# Task brief
Leave out the pictures, then reproduce the rest of the material exactly.

# Provided records
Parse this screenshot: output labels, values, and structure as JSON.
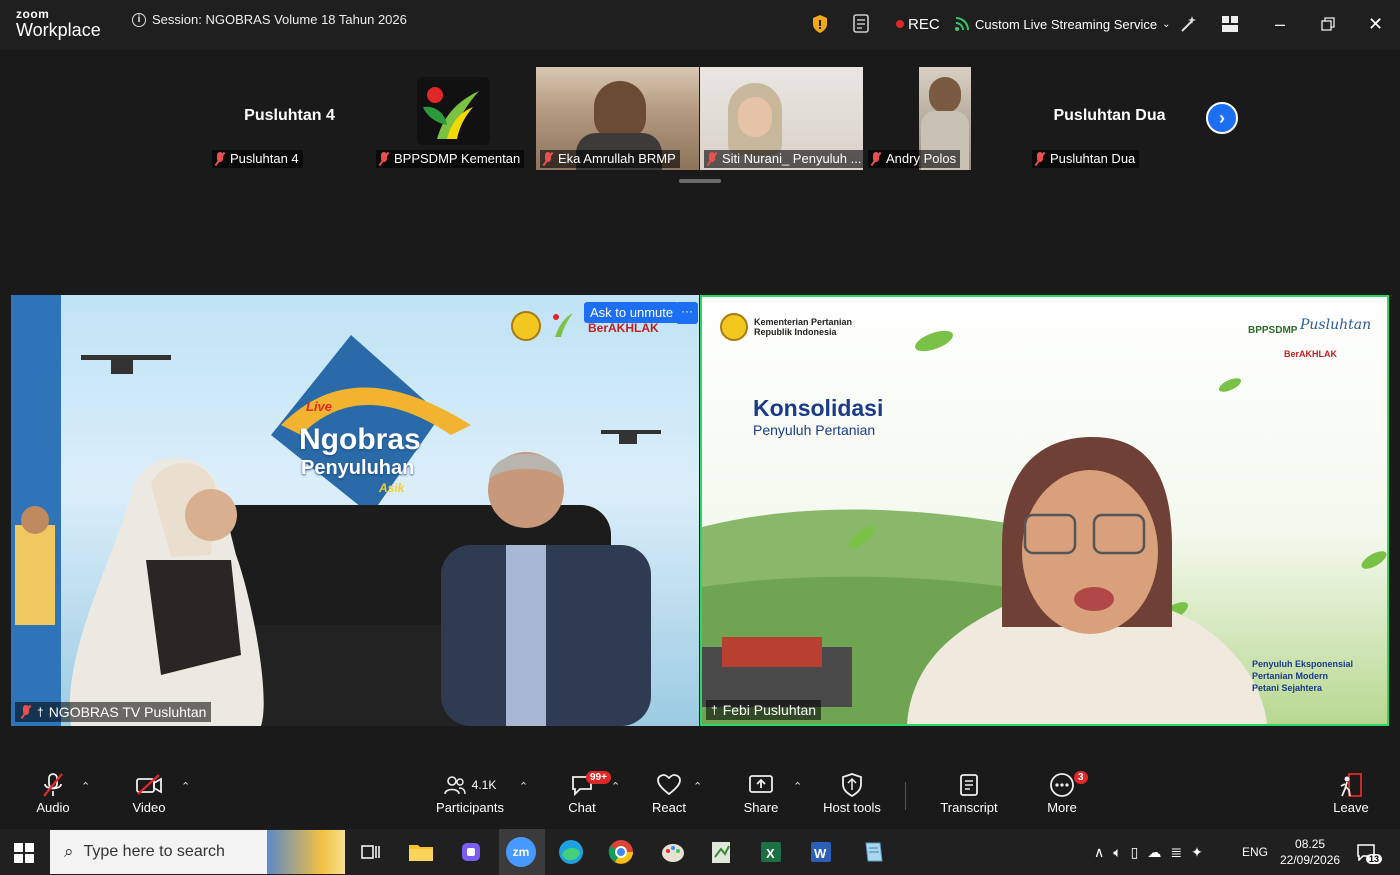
{
  "app": {
    "logo_top": "zoom",
    "logo_bottom": "Workplace"
  },
  "session": {
    "title": "Session: NGOBRAS Volume 18 Tahun 2026"
  },
  "titlebar": {
    "rec_label": "REC",
    "stream_label": "Custom Live Streaming Service"
  },
  "participants_strip": [
    {
      "display": "Pusluhtan 4",
      "name": "Pusluhtan 4"
    },
    {
      "display": "",
      "name": "BPPSDMP Kementan"
    },
    {
      "display": "",
      "name": "Eka Amrullah BRMP"
    },
    {
      "display": "",
      "name": "Siti Nurani_ Penyuluh ..."
    },
    {
      "display": "",
      "name": "Andry Polos"
    },
    {
      "display": "Pusluhtan Dua",
      "name": "Pusluhtan Dua"
    }
  ],
  "main_videos": {
    "left": {
      "name": "NGOBRAS TV Pusluhtan",
      "ask_unmute": "Ask to unmute",
      "more": "···",
      "banner_live": "Live",
      "banner_title": "Ngobras",
      "banner_sub": "Penyuluhan",
      "banner_asik": "Asik",
      "berakhlak": "BerAKHLAK"
    },
    "right": {
      "name": "Febi Pusluhtan",
      "ministry_line1": "Kementerian Pertanian",
      "ministry_line2": "Republik Indonesia",
      "bppsdmp": "BPPSDMP",
      "pusluhtan_logo": "Pusluhtan",
      "berakhlak": "BerAKHLAK",
      "heading": "Konsolidasi",
      "subheading": "Penyuluh Pertanian",
      "tagline": [
        "Penyuluh Eksponensial",
        "Pertanian Modern",
        "Petani Sejahtera"
      ]
    }
  },
  "controls": {
    "audio": "Audio",
    "video": "Video",
    "participants": "Participants",
    "participants_count": "4.1K",
    "chat": "Chat",
    "chat_badge": "99+",
    "react": "React",
    "share": "Share",
    "host_tools": "Host tools",
    "transcript": "Transcript",
    "more": "More",
    "more_badge": "3",
    "leave": "Leave"
  },
  "taskbar": {
    "search_placeholder": "Type here to search",
    "language": "ENG",
    "time": "08.25",
    "date": "22/09/2026",
    "notifications": "13",
    "zoom_app": "zm"
  },
  "colors": {
    "accent": "#1c6ff2",
    "record": "#e02828",
    "speaker_border": "#2bd66b"
  }
}
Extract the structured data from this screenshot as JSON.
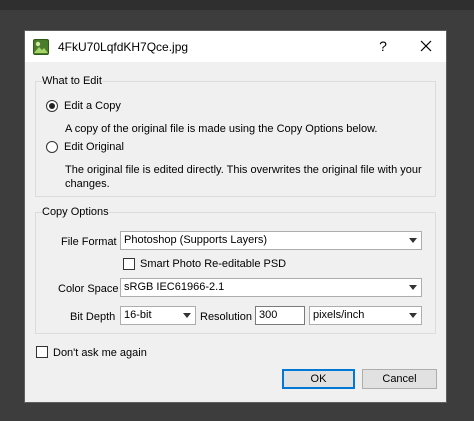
{
  "window": {
    "title": "4FkU70LqfdKH7Qce.jpg",
    "help_glyph": "?",
    "app_icon": "photo-app-icon",
    "close_icon": "close-icon"
  },
  "what_to_edit": {
    "group_label": "What to Edit",
    "edit_copy": {
      "label": "Edit a Copy",
      "selected": true,
      "description": "A copy of the original file is made using the Copy Options below."
    },
    "edit_original": {
      "label": "Edit Original",
      "selected": false,
      "description": "The original file is edited directly.  This overwrites the original file with your changes."
    }
  },
  "copy_options": {
    "group_label": "Copy Options",
    "file_format": {
      "label": "File Format",
      "value": "Photoshop (Supports Layers)"
    },
    "smart_photo": {
      "label": "Smart Photo Re-editable PSD",
      "checked": false
    },
    "color_space": {
      "label": "Color Space",
      "value": "sRGB IEC61966-2.1"
    },
    "bit_depth": {
      "label": "Bit Depth",
      "value": "16-bit"
    },
    "resolution": {
      "label": "Resolution",
      "value": "300",
      "unit": "pixels/inch"
    }
  },
  "dont_ask": {
    "label": "Don't ask me again",
    "checked": false
  },
  "buttons": {
    "ok": "OK",
    "cancel": "Cancel"
  },
  "colors": {
    "accent": "#0078d7",
    "dialog_bg": "#f0f0f0",
    "backdrop": "#3d3d3d"
  }
}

# Correct output
Parse this screenshot: output labels, values, and structure as JSON.
{
  "app": {
    "logo_top": "zoom",
    "logo_bottom": "Workplace"
  },
  "session": {
    "title": "Session: NGOBRAS Volume 18 Tahun 2026"
  },
  "titlebar": {
    "rec_label": "REC",
    "stream_label": "Custom Live Streaming Service"
  },
  "participants_strip": [
    {
      "display": "Pusluhtan 4",
      "name": "Pusluhtan 4"
    },
    {
      "display": "",
      "name": "BPPSDMP Kementan"
    },
    {
      "display": "",
      "name": "Eka Amrullah BRMP"
    },
    {
      "display": "",
      "name": "Siti Nurani_ Penyuluh ..."
    },
    {
      "display": "",
      "name": "Andry Polos"
    },
    {
      "display": "Pusluhtan Dua",
      "name": "Pusluhtan Dua"
    }
  ],
  "main_videos": {
    "left": {
      "name": "NGOBRAS TV Pusluhtan",
      "ask_unmute": "Ask to unmute",
      "more": "···",
      "banner_live": "Live",
      "banner_title": "Ngobras",
      "banner_sub": "Penyuluhan",
      "banner_asik": "Asik",
      "berakhlak": "BerAKHLAK"
    },
    "right": {
      "name": "Febi Pusluhtan",
      "ministry_line1": "Kementerian Pertanian",
      "ministry_line2": "Republik Indonesia",
      "bppsdmp": "BPPSDMP",
      "pusluhtan_logo": "Pusluhtan",
      "berakhlak": "BerAKHLAK",
      "heading": "Konsolidasi",
      "subheading": "Penyuluh Pertanian",
      "tagline": [
        "Penyuluh Eksponensial",
        "Pertanian Modern",
        "Petani Sejahtera"
      ]
    }
  },
  "controls": {
    "audio": "Audio",
    "video": "Video",
    "participants": "Participants",
    "participants_count": "4.1K",
    "chat": "Chat",
    "chat_badge": "99+",
    "react": "React",
    "share": "Share",
    "host_tools": "Host tools",
    "transcript": "Transcript",
    "more": "More",
    "more_badge": "3",
    "leave": "Leave"
  },
  "taskbar": {
    "search_placeholder": "Type here to search",
    "language": "ENG",
    "time": "08.25",
    "date": "22/09/2026",
    "notifications": "13",
    "zoom_app": "zm"
  },
  "colors": {
    "accent": "#1c6ff2",
    "record": "#e02828",
    "speaker_border": "#2bd66b"
  }
}
Extract the structured data from this screenshot as JSON.
{
  "window": {
    "title": "4FkU70LqfdKH7Qce.jpg",
    "help_glyph": "?",
    "app_icon": "photo-app-icon",
    "close_icon": "close-icon"
  },
  "what_to_edit": {
    "group_label": "What to Edit",
    "edit_copy": {
      "label": "Edit a Copy",
      "selected": true,
      "description": "A copy of the original file is made using the Copy Options below."
    },
    "edit_original": {
      "label": "Edit Original",
      "selected": false,
      "description": "The original file is edited directly.  This overwrites the original file with your changes."
    }
  },
  "copy_options": {
    "group_label": "Copy Options",
    "file_format": {
      "label": "File Format",
      "value": "Photoshop (Supports Layers)"
    },
    "smart_photo": {
      "label": "Smart Photo Re-editable PSD",
      "checked": false
    },
    "color_space": {
      "label": "Color Space",
      "value": "sRGB IEC61966-2.1"
    },
    "bit_depth": {
      "label": "Bit Depth",
      "value": "16-bit"
    },
    "resolution": {
      "label": "Resolution",
      "value": "300",
      "unit": "pixels/inch"
    }
  },
  "dont_ask": {
    "label": "Don't ask me again",
    "checked": false
  },
  "buttons": {
    "ok": "OK",
    "cancel": "Cancel"
  },
  "colors": {
    "accent": "#0078d7",
    "dialog_bg": "#f0f0f0",
    "backdrop": "#3d3d3d"
  }
}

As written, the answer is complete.